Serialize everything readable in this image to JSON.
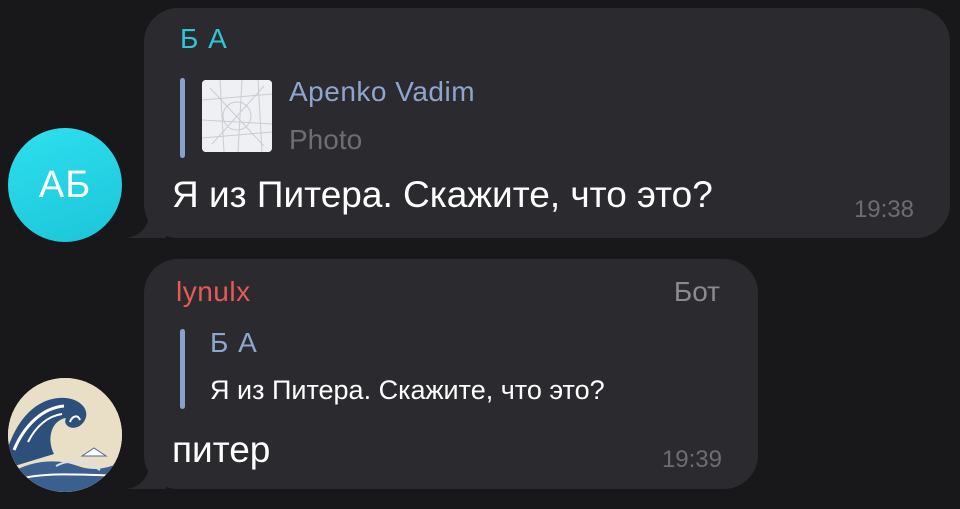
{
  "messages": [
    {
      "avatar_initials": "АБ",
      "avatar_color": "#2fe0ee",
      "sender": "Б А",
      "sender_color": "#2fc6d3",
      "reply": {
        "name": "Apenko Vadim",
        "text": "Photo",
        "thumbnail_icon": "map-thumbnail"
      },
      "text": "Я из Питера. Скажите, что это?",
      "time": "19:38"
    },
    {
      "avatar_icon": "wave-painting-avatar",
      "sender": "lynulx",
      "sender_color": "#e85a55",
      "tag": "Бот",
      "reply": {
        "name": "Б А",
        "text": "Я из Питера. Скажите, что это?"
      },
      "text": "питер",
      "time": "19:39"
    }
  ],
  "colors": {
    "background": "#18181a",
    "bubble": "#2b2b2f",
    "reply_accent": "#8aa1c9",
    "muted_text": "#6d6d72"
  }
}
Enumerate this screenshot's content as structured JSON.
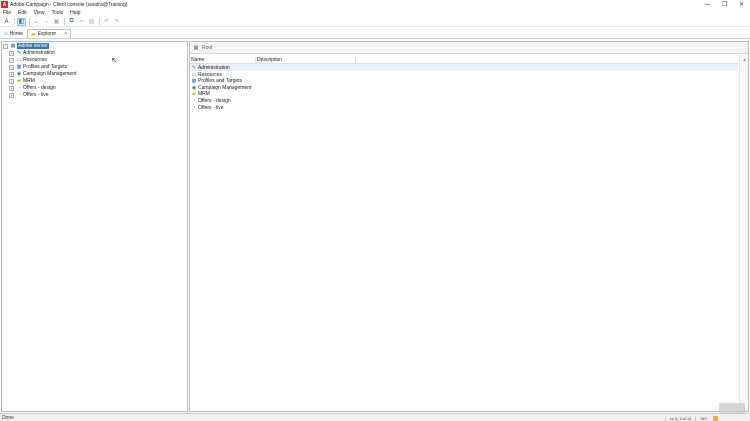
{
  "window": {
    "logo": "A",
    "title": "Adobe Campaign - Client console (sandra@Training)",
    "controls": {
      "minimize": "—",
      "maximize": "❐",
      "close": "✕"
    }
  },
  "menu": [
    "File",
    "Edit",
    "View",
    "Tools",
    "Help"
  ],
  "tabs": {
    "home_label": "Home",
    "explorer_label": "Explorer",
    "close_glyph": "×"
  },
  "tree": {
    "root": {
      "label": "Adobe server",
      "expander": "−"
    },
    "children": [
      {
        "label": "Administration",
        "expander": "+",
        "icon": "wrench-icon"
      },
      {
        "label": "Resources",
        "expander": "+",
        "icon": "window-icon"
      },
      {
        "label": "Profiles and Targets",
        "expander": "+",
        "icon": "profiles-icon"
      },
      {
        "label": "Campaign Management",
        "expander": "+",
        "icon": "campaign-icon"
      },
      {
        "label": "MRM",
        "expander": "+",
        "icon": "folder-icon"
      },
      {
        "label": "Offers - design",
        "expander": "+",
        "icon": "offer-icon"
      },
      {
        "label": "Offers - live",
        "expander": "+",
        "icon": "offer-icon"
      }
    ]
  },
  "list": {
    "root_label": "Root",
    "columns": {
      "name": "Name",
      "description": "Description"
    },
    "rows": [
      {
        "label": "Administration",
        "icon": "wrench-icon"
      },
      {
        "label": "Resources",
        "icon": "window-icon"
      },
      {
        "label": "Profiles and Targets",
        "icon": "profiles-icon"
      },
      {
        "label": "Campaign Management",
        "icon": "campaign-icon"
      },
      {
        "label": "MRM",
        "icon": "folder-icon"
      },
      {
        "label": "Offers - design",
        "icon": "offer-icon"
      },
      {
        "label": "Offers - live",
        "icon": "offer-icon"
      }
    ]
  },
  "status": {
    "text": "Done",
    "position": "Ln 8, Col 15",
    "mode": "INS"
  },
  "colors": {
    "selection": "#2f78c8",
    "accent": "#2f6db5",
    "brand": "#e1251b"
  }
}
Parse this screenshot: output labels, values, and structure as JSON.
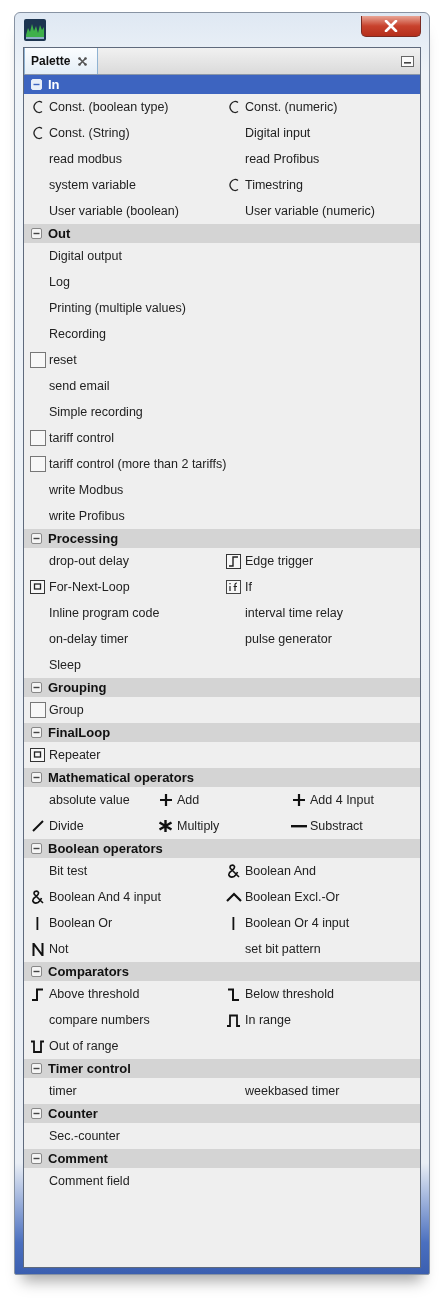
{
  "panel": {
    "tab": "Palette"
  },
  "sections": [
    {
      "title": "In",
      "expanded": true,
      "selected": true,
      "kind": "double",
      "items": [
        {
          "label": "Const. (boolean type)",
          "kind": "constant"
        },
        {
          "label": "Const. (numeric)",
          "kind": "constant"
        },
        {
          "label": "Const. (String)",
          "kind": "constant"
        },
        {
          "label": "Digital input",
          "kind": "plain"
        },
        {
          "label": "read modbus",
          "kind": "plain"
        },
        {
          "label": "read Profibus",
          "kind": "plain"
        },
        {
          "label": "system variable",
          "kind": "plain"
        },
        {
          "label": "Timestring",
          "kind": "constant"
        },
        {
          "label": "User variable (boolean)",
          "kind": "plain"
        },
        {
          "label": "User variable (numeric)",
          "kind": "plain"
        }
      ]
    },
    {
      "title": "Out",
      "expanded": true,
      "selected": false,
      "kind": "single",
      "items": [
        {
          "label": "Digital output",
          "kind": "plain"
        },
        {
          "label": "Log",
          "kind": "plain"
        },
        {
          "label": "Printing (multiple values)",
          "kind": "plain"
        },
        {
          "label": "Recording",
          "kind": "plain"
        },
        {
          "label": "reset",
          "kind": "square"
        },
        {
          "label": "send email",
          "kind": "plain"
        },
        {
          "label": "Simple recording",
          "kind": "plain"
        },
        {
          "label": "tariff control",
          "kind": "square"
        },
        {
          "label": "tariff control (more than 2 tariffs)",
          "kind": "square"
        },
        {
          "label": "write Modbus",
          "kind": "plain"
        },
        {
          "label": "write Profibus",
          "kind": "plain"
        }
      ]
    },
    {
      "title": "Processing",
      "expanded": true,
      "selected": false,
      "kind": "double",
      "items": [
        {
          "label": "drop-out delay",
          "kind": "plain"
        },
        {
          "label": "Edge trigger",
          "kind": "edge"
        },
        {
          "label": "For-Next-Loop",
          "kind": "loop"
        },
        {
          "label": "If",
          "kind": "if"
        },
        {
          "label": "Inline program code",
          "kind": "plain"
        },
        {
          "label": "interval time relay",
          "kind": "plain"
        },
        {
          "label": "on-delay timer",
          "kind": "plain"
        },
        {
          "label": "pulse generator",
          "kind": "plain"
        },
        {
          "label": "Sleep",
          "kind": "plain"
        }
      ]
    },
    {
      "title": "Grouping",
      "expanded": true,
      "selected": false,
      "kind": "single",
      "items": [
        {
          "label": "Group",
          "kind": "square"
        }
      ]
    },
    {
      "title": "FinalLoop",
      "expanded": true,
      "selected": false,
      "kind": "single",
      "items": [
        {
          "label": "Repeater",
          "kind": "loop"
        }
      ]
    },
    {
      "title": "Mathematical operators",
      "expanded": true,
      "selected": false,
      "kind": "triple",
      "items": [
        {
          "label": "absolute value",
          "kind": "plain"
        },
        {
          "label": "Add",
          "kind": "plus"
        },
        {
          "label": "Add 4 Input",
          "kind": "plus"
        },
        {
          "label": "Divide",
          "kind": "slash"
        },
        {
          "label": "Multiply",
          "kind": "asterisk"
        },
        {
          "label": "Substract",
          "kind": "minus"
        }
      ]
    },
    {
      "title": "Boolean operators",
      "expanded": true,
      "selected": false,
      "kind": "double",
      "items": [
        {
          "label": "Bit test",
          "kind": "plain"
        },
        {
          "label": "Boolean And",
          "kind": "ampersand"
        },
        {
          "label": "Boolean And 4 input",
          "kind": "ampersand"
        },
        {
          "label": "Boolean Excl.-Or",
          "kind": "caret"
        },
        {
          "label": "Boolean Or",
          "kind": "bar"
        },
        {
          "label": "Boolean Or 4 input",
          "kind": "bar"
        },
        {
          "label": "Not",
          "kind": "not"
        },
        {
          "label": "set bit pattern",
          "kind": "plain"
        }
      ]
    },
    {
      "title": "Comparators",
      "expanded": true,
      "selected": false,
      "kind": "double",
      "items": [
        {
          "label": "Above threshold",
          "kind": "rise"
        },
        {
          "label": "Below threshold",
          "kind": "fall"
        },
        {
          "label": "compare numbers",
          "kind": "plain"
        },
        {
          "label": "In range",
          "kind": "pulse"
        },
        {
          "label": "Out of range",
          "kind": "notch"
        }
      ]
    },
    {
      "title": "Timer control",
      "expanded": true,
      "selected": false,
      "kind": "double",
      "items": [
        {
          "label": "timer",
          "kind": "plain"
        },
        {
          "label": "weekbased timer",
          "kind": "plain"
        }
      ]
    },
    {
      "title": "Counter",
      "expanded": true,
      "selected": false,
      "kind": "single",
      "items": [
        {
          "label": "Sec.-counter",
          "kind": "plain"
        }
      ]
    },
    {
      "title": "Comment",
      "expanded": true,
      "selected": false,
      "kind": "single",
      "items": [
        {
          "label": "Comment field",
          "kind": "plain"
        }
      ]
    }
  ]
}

* REQUIRED WORK
Search the data for "variable". Copy every matching line.

* ANSWER
          "label": "system variable",
          "label": "User variable (boolean)",
          "label": "User variable (numeric)",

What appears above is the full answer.